> PASSAGE
------------------------------

[llvm-commits] [PATCH] New pass: pointer (bounds) tracking!

Wed Jul 8 13:59:24 PDT 2009

On 2009-07-08 23:43, Dan Gohman wrote:
> Hi Edwin,
>
> On Jul 2, 2009, at 12:32 PM, Török Edwin wrote:
>
>
>   
>> Hi,
>>
>> The attached patch introduces a new pass that can be queried for
>> allocation size  of pointers,
>> and contains a simple solver [*] for (a ult b) inequalities useful in
>> bounds checking. This is based on the bounds checker tool I developed
>> for my undergraduate thesis.
>>     
>
> This sounds cool. Thanks for your patience; I'm finally getting around
> to taking a look.
>
>   

Hi Dan,

I am replying to part of your email now, next part will come tomorrow.

>> If this pass is something that would be accepted in LLVM, I will  
>> cleanup
>> the code to conform to LLVM coding style, add testcases, and resubmit
>> the patch. I have just attached the patch now as a preview.
>>
>> I've seen that there is a lot of work being done to support SSI/ 
>> ABCD. I
>> think my approach is complementary: I try to determine whether the
>> existing bounds checks are sufficient for the safety of a memory  
>> access,
>> and not whether any of the bounds checks are redundant and can be  
>> removed.
>>     
>
> It may be that the code in your pass could be used for both purposes.
> It will be interesting to compare different approaches.
>   

Cool.

>   
>> I haven't made up  by mind whether all this should be in one pass,  
>> or I
>> should split it up further:
>> PointerTracking for size information and bounds checking, and  
>> SCEVSolver
>> for the SCEV inequality solver?
>> Or maybe the SCEVSolver parts should be integrated directly into
>> ScalarEvolution?
>>     
>
> It looks like most of this code could be integrated into  
> ScalarEvolution,
> and it would help out a number of important optimizations.  However, I
> think it'd be fine if you wanted to check it in as a separate analysis
> first and do the integration in separate steps. There are some tricky
> areas, and this would make it easier to see what's being changed.
>   

I'll keep it separate from ScalarEvolution if I can.

>   
>> [*]
>> The solver uses isLoopGuardedByCond(), but is able to handle more
>> complicated situations by using
>> properties of SCEV expressions, and transitivity of ULT/ULE:
>> - if a SCEVAddRecExpr is monotonic it checks whether the start and  
>> exit
>> value is known to be ULT Limit.
>>     
>
> This is cool :-).
>
>   
>> - for PHI nodes that are SCEVUnknowns it checks whether all parts of
>> the PHI are known to be ULT
>> - if a value is a constant offset away from a PHI: C + X <u B -> X  
>> <u B-C
>> It also looks for predicates among the basic blocks that dominate the
>> memory access, trying to
>> find a predicate that is sufficient for the validity of the memory  
>> access.

------------------------------

> PROBLEMS TO WORK ON
1) In the LLVM patch thread:
(a) What was the bounds checker tool that the pass is based on developed for?
(b) Which existing function does the solver use?
(c) What two names are proposed for the pieces if the pass is split up?
2) Could you write out the part of the LLVM patch thread from "I am replying" up to and including "as a preview.", word for word?
The data after this point comes from a different source than the thread.

> RECORDED INFORMATION
------------------------------

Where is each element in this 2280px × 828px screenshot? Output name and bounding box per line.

------------------------------

> RESULTS IN ORDER
1)
(a) An undergraduate thesis.
(b) isLoopGuardedByCond().
(c) PointerTracking and SCEVSolver.

2)
I am replying to part of your email now, next part will come tomorrow.

>> If this pass is something that would be accepted in LLVM, I will  
>> cleanup
>> the code to conform to LLVM coding style, add testcases, and resubmit
>> the patch. I have just attached the patch now as a preview.